Rows from a figure dataset:
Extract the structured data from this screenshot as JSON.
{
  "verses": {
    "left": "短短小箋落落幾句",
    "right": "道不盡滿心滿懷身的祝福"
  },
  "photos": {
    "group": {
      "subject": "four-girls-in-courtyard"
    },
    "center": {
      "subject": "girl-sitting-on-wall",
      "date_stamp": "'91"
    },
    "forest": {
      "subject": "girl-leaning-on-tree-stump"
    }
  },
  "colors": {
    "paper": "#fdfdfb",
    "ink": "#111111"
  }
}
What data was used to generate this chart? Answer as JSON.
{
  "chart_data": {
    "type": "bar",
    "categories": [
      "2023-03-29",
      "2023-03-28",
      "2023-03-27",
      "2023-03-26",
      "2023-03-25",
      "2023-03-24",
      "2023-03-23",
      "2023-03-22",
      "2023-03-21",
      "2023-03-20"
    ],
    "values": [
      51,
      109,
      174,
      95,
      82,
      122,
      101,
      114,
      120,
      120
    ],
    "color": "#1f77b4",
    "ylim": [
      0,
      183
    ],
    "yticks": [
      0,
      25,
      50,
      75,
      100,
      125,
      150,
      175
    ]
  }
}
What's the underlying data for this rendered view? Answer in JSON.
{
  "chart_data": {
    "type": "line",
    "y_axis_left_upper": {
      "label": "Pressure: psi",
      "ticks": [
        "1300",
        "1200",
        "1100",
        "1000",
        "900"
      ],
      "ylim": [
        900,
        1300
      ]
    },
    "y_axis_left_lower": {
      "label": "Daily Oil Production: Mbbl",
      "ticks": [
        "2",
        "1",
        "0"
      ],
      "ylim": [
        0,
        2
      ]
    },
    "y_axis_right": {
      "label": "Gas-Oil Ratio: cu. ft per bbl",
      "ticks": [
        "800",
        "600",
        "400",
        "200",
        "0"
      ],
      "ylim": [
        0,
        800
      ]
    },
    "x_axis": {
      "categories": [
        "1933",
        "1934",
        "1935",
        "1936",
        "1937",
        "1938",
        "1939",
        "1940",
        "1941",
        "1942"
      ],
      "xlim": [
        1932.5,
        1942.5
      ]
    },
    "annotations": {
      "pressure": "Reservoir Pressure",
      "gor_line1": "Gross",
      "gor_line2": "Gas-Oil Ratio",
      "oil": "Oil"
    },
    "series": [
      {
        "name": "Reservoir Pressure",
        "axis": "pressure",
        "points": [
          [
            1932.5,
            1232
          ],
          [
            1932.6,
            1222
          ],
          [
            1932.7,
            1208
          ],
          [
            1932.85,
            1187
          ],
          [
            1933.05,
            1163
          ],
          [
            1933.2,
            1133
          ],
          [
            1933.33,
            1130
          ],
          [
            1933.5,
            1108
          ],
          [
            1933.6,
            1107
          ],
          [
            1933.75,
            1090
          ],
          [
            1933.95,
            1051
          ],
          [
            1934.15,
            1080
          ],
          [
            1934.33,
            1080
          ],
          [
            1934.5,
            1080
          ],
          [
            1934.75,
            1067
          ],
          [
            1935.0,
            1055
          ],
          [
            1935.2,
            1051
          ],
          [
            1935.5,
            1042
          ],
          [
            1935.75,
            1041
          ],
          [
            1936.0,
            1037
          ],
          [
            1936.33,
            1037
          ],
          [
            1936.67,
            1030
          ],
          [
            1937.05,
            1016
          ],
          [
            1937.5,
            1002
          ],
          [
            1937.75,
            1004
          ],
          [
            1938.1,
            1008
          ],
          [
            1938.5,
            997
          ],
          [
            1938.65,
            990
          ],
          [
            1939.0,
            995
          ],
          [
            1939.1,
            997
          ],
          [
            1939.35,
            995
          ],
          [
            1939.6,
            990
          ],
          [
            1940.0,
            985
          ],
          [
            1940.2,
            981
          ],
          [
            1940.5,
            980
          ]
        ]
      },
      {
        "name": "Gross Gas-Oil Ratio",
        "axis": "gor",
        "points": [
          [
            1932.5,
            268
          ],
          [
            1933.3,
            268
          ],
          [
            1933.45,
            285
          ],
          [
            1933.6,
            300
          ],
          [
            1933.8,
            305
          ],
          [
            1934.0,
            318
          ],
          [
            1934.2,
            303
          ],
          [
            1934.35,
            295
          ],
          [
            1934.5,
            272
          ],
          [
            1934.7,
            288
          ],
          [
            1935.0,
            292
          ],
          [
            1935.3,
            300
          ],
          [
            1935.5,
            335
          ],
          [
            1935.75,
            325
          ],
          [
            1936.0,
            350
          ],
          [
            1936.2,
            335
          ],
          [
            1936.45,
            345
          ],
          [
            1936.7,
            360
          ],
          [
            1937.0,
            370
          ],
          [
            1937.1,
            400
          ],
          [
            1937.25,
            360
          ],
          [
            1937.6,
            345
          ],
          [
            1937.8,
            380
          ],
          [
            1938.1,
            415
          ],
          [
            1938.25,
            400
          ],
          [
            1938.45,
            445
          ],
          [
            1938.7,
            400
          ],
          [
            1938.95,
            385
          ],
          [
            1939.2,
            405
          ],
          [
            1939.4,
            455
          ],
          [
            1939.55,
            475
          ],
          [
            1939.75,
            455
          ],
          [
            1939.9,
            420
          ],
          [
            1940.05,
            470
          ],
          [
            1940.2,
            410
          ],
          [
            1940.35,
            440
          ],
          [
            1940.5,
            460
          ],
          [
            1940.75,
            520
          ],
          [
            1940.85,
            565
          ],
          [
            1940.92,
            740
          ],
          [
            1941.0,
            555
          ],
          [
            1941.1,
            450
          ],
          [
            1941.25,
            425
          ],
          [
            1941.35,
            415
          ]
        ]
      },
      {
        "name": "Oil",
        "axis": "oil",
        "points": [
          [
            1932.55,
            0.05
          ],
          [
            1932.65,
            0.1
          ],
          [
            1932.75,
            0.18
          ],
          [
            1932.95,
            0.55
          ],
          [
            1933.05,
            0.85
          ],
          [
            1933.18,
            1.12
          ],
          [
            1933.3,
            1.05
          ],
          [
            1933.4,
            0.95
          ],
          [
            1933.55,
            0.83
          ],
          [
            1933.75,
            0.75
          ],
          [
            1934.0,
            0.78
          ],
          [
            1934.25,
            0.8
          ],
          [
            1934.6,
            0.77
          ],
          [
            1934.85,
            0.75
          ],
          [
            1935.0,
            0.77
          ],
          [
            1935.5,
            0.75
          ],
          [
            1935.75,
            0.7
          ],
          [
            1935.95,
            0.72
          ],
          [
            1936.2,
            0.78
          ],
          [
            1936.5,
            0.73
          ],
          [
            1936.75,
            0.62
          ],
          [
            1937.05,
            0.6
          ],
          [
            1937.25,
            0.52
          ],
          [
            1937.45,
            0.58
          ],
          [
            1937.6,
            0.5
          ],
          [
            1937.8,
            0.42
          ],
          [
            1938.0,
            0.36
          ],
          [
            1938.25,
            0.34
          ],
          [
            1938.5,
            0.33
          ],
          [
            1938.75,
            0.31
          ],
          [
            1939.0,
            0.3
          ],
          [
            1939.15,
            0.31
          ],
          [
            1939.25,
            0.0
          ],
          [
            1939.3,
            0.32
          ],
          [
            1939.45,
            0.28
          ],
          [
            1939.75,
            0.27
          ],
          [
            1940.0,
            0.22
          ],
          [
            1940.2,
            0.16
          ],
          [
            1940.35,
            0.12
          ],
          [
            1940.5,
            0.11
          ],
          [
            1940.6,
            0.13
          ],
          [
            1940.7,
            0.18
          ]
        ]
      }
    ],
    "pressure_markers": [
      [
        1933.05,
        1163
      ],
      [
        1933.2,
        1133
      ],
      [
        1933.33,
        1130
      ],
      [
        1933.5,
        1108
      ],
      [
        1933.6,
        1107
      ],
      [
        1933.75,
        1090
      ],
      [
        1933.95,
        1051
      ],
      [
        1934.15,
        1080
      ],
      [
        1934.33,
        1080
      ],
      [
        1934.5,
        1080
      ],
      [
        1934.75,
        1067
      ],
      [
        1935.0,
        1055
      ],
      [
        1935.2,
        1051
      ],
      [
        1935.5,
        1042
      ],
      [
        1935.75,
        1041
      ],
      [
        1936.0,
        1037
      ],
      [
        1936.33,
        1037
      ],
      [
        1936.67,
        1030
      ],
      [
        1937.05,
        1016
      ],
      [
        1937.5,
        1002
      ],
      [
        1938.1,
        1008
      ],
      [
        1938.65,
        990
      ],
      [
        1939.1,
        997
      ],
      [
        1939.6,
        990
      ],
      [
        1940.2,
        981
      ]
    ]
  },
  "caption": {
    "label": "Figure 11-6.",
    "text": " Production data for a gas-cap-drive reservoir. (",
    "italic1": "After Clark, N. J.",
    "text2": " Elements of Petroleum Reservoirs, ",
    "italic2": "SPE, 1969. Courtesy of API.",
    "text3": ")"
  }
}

**Set problem:** Look through the entries above. Extract each line with the word "label".

**Finished task:**
      "label": "Pressure: psi",
      "label": "Daily Oil Production: Mbbl",
      "label": "Gas-Oil Ratio: cu. ft per bbl",
    "label": "Figure 11-6.",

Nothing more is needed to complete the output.